[Lines of data]
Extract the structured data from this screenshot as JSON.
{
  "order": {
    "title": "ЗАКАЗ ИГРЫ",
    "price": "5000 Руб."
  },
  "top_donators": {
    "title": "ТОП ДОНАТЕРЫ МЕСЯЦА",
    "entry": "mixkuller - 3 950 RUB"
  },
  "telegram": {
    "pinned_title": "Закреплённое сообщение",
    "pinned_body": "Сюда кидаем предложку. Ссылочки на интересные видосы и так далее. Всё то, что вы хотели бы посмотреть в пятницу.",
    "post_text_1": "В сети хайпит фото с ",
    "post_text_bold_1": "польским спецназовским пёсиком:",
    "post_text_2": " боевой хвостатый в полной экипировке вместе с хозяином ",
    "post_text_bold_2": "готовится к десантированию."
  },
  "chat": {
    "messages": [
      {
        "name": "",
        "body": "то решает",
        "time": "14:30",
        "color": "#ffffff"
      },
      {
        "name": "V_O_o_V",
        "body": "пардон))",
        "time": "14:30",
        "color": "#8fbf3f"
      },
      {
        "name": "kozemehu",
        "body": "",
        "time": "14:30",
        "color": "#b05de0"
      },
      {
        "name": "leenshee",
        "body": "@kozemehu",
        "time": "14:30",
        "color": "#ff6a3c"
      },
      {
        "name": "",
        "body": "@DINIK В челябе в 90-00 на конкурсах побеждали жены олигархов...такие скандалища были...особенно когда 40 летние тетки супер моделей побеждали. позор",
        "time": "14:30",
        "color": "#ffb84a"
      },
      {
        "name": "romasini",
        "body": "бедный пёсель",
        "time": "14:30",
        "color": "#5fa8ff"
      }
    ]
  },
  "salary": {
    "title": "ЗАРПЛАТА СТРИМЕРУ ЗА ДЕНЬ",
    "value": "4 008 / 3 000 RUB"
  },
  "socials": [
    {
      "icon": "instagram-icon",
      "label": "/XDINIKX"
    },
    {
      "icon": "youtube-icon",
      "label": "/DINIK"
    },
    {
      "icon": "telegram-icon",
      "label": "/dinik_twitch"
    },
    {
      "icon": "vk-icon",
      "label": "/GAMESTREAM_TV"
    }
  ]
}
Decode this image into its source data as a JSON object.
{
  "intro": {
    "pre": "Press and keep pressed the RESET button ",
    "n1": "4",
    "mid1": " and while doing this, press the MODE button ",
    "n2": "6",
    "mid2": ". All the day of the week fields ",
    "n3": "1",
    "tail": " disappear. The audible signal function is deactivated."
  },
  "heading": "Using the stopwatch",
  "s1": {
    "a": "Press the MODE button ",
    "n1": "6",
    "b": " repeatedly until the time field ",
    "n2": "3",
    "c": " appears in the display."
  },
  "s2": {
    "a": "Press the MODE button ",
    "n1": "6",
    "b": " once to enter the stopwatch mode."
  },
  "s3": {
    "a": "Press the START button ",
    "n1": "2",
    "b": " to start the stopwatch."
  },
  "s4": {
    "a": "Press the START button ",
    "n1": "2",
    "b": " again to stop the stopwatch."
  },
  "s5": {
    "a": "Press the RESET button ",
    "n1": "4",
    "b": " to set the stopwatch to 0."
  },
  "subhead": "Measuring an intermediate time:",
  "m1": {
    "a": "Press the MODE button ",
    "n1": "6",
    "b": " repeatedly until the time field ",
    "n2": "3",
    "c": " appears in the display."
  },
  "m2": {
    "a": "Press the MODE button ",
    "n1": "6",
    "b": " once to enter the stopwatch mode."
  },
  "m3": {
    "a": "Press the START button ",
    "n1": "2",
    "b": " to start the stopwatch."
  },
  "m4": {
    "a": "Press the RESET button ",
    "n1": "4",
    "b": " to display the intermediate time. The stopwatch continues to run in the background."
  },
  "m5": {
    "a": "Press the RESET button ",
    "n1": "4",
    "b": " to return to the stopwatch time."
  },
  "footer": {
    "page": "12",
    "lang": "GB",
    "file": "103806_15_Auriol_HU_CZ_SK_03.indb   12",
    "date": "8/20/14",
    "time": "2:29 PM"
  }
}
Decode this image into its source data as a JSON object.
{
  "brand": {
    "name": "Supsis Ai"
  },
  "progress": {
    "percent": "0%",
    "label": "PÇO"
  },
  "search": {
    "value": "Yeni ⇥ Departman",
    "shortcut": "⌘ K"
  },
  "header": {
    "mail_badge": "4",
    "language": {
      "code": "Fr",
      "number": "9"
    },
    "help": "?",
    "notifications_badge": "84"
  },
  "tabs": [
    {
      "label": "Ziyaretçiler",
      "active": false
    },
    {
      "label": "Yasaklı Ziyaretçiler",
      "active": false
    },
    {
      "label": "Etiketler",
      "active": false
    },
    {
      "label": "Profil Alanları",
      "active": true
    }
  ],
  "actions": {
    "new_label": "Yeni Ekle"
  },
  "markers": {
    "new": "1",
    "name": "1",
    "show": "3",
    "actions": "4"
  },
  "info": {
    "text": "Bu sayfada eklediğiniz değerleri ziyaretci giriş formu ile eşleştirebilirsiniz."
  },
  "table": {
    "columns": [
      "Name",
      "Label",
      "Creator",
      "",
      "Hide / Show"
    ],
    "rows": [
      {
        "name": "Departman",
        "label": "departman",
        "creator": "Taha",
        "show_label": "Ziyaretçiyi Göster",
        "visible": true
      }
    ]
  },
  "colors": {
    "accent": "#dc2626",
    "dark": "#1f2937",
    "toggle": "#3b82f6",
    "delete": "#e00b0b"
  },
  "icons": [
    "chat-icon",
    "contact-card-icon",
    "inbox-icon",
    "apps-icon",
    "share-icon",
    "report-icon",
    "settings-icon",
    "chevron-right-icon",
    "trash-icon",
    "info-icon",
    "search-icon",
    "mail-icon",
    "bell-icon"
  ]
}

[Work to do] Write out all the entries exactly.

[Response to this exercise]
Extract the structured data from this screenshot as JSON.
{
  "order": {
    "title": "ЗАКАЗ ИГРЫ",
    "price": "5000 Руб."
  },
  "top_donators": {
    "title": "ТОП ДОНАТЕРЫ МЕСЯЦА",
    "entry": "mixkuller - 3 950 RUB"
  },
  "telegram": {
    "pinned_title": "Закреплённое сообщение",
    "pinned_body": "Сюда кидаем предложку. Ссылочки на интересные видосы и так далее. Всё то, что вы хотели бы посмотреть в пятницу.",
    "post_text_1": "В сети хайпит фото с ",
    "post_text_bold_1": "польским спецназовским пёсиком:",
    "post_text_2": " боевой хвостатый в полной экипировке вместе с хозяином ",
    "post_text_bold_2": "готовится к десантированию."
  },
  "chat": {
    "messages": [
      {
        "name": "",
        "body": "то решает",
        "time": "14:30",
        "color": "#ffffff"
      },
      {
        "name": "V_O_o_V",
        "body": "пардон))",
        "time": "14:30",
        "color": "#8fbf3f"
      },
      {
        "name": "kozemehu",
        "body": "",
        "time": "14:30",
        "color": "#b05de0"
      },
      {
        "name": "leenshee",
        "body": "@kozemehu",
        "time": "14:30",
        "color": "#ff6a3c"
      },
      {
        "name": "",
        "body": "@DINIK В челябе в 90-00 на конкурсах побеждали жены олигархов...такие скандалища были...особенно когда 40 летние тетки супер моделей побеждали. позор",
        "time": "14:30",
        "color": "#ffb84a"
      },
      {
        "name": "romasini",
        "body": "бедный пёсель",
        "time": "14:30",
        "color": "#5fa8ff"
      }
    ]
  },
  "salary": {
    "title": "ЗАРПЛАТА СТРИМЕРУ ЗА ДЕНЬ",
    "value": "4 008 / 3 000 RUB"
  },
  "socials": [
    {
      "icon": "instagram-icon",
      "label": "/XDINIKX"
    },
    {
      "icon": "youtube-icon",
      "label": "/DINIK"
    },
    {
      "icon": "telegram-icon",
      "label": "/dinik_twitch"
    },
    {
      "icon": "vk-icon",
      "label": "/GAMESTREAM_TV"
    }
  ]
}
Decode this image into its source data as a JSON object.
{
  "intro": {
    "pre": "Press and keep pressed the RESET button ",
    "n1": "4",
    "mid1": " and while doing this, press the MODE button ",
    "n2": "6",
    "mid2": ". All the day of the week fields ",
    "n3": "1",
    "tail": " disappear. The audible signal function is deactivated."
  },
  "heading": "Using the stopwatch",
  "s1": {
    "a": "Press the MODE button ",
    "n1": "6",
    "b": " repeatedly until the time field ",
    "n2": "3",
    "c": " appears in the display."
  },
  "s2": {
    "a": "Press the MODE button ",
    "n1": "6",
    "b": " once to enter the stopwatch mode."
  },
  "s3": {
    "a": "Press the START button ",
    "n1": "2",
    "b": " to start the stopwatch."
  },
  "s4": {
    "a": "Press the START button ",
    "n1": "2",
    "b": " again to stop the stopwatch."
  },
  "s5": {
    "a": "Press the RESET button ",
    "n1": "4",
    "b": " to set the stopwatch to 0."
  },
  "subhead": "Measuring an intermediate time:",
  "m1": {
    "a": "Press the MODE button ",
    "n1": "6",
    "b": " repeatedly until the time field ",
    "n2": "3",
    "c": " appears in the display."
  },
  "m2": {
    "a": "Press the MODE button ",
    "n1": "6",
    "b": " once to enter the stopwatch mode."
  },
  "m3": {
    "a": "Press the START button ",
    "n1": "2",
    "b": " to start the stopwatch."
  },
  "m4": {
    "a": "Press the RESET button ",
    "n1": "4",
    "b": " to display the intermediate time. The stopwatch continues to run in the background."
  },
  "m5": {
    "a": "Press the RESET button ",
    "n1": "4",
    "b": " to return to the stopwatch time."
  },
  "footer": {
    "page": "12",
    "lang": "GB",
    "file": "103806_15_Auriol_HU_CZ_SK_03.indb   12",
    "date": "8/20/14",
    "time": "2:29 PM"
  }
}
Decode this image into its source data as a JSON object.
{
  "brand": {
    "name": "Supsis Ai"
  },
  "progress": {
    "percent": "0%",
    "label": "PÇO"
  },
  "search": {
    "value": "Yeni ⇥ Departman",
    "shortcut": "⌘ K"
  },
  "header": {
    "mail_badge": "4",
    "language": {
      "code": "Fr",
      "number": "9"
    },
    "help": "?",
    "notifications_badge": "84"
  },
  "tabs": [
    {
      "label": "Ziyaretçiler",
      "active": false
    },
    {
      "label": "Yasaklı Ziyaretçiler",
      "active": false
    },
    {
      "label": "Etiketler",
      "active": false
    },
    {
      "label": "Profil Alanları",
      "active": true
    }
  ],
  "actions": {
    "new_label": "Yeni Ekle"
  },
  "markers": {
    "new": "1",
    "name": "1",
    "show": "3",
    "actions": "4"
  },
  "info": {
    "text": "Bu sayfada eklediğiniz değerleri ziyaretci giriş formu ile eşleştirebilirsiniz."
  },
  "table": {
    "columns": [
      "Name",
      "Label",
      "Creator",
      "",
      "Hide / Show"
    ],
    "rows": [
      {
        "name": "Departman",
        "label": "departman",
        "creator": "Taha",
        "show_label": "Ziyaretçiyi Göster",
        "visible": true
      }
    ]
  },
  "colors": {
    "accent": "#dc2626",
    "dark": "#1f2937",
    "toggle": "#3b82f6",
    "delete": "#e00b0b"
  },
  "icons": [
    "chat-icon",
    "contact-card-icon",
    "inbox-icon",
    "apps-icon",
    "share-icon",
    "report-icon",
    "settings-icon",
    "chevron-right-icon",
    "trash-icon",
    "info-icon",
    "search-icon",
    "mail-icon",
    "bell-icon"
  ]
}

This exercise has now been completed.